Input records –
+ + + + + + +

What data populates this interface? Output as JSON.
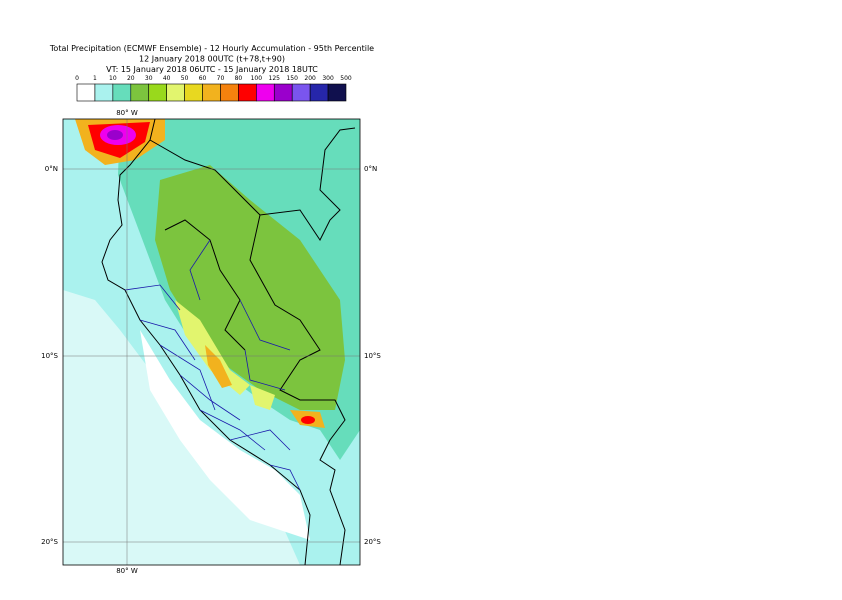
{
  "header": {
    "title_lines": [
      "Total Precipitation (ECMWF Ensemble) - 12 Hourly Accumulation - 95th Percentile",
      "12 January 2018 00UTC (t+78,t+90)",
      "VT: 15 January 2018 06UTC - 15 January 2018 18UTC"
    ]
  },
  "legend": {
    "labels": [
      "0",
      "1",
      "10",
      "20",
      "30",
      "40",
      "50",
      "60",
      "70",
      "80",
      "100",
      "125",
      "150",
      "200",
      "300",
      "500"
    ],
    "colors": [
      "#ffffff",
      "#aaf2ee",
      "#66ddbb",
      "#7cc43e",
      "#99d91c",
      "#e2f56e",
      "#e8d820",
      "#f2b21e",
      "#f5820e",
      "#ff0000",
      "#ee00ee",
      "#9a00cc",
      "#7a55ee",
      "#2626aa",
      "#10104e"
    ]
  },
  "map": {
    "lon_label_top": "80° W",
    "lon_label_bottom": "80° W",
    "lat_labels": [
      "0°N",
      "10°S",
      "20°S"
    ]
  }
}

+ + + + + + +

Exercise aim – Count the lines in the records above that hold the word "January", and give only that number.

Full output – 2